**WHAT YOU SHOULD DO:**
Scan the records for the string "STRAIN"; copy each line where it occurs.

* BEGIN *

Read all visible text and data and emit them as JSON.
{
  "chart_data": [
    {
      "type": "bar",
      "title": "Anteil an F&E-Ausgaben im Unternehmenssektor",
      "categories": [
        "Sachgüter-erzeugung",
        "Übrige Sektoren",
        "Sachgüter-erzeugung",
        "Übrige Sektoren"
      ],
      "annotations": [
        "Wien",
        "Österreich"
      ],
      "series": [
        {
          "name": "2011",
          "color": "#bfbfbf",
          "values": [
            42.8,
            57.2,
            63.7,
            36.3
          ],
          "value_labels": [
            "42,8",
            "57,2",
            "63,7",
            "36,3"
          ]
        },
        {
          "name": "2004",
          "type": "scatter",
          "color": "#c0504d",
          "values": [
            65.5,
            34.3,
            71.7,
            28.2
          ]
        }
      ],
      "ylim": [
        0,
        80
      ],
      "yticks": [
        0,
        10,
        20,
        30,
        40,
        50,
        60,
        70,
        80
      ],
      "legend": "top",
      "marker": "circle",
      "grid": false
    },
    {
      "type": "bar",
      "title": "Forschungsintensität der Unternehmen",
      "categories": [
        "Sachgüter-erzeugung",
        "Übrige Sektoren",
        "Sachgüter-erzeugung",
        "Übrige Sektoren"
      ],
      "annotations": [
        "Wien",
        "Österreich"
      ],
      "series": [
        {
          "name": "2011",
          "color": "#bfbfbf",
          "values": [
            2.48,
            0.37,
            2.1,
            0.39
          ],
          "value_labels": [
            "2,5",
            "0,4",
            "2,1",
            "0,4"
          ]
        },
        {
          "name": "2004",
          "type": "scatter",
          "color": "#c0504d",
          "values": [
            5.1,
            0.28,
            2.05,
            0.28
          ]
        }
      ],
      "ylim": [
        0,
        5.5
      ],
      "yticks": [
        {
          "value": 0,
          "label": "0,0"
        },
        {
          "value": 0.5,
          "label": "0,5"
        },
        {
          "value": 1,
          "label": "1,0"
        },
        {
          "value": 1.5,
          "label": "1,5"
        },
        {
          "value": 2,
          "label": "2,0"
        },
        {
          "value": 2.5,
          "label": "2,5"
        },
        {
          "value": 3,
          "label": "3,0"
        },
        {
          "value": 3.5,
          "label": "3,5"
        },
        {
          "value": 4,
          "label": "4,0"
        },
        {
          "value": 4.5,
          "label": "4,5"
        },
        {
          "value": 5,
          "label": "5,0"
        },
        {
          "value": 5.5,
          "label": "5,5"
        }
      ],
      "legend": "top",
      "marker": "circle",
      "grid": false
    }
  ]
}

* END *
* BEGIN *

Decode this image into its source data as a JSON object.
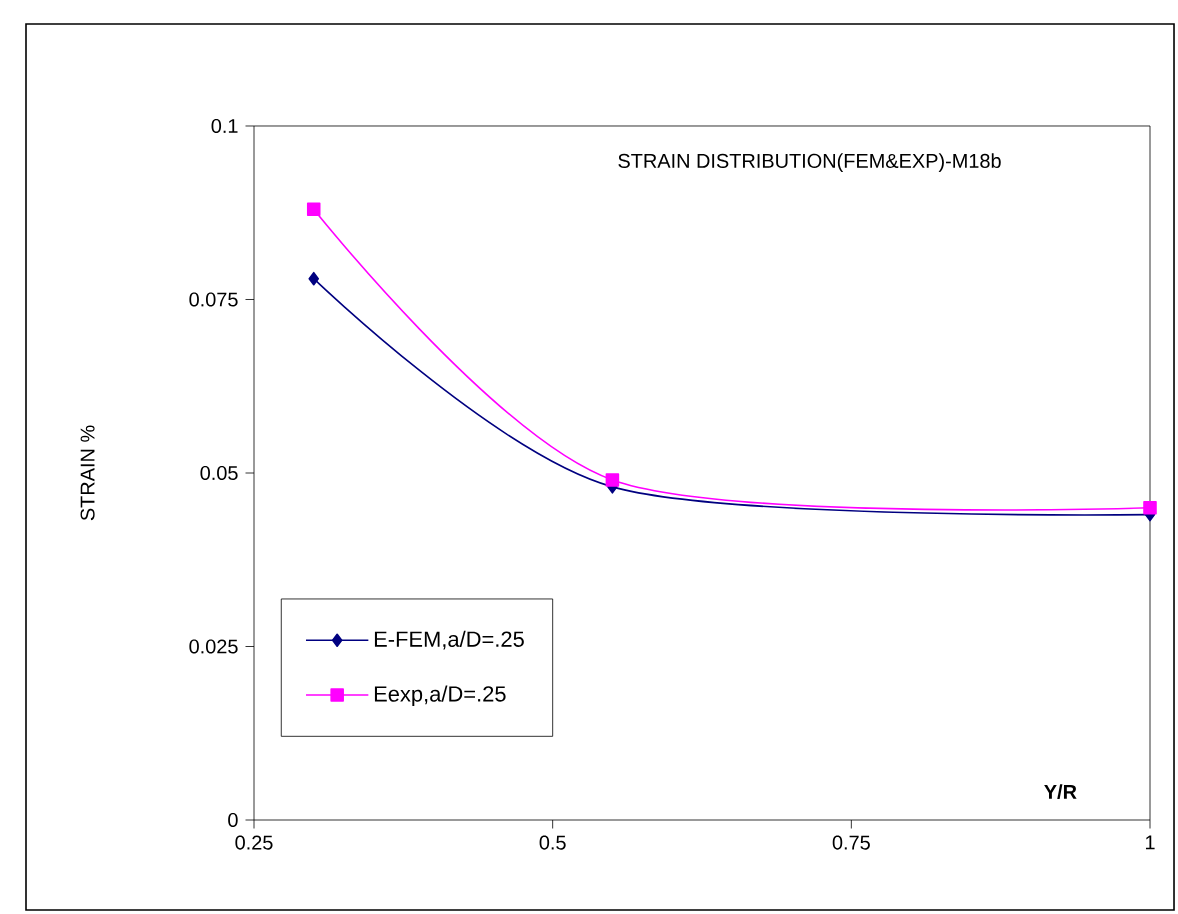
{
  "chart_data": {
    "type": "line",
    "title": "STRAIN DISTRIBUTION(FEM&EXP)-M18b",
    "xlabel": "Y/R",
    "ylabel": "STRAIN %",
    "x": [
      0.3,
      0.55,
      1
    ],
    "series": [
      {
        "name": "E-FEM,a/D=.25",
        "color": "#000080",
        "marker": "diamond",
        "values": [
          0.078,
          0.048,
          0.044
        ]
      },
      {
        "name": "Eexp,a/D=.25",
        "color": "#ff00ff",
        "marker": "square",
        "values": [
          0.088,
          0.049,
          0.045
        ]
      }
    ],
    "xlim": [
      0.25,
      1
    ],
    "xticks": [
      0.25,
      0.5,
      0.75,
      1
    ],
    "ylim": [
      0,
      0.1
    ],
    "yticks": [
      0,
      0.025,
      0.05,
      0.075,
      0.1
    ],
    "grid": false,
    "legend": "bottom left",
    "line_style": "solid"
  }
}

* END *

**SOLUTION FOR THIS PROBLEM:**
    "title": "STRAIN DISTRIBUTION(FEM&EXP)-M18b",
    "ylabel": "STRAIN %",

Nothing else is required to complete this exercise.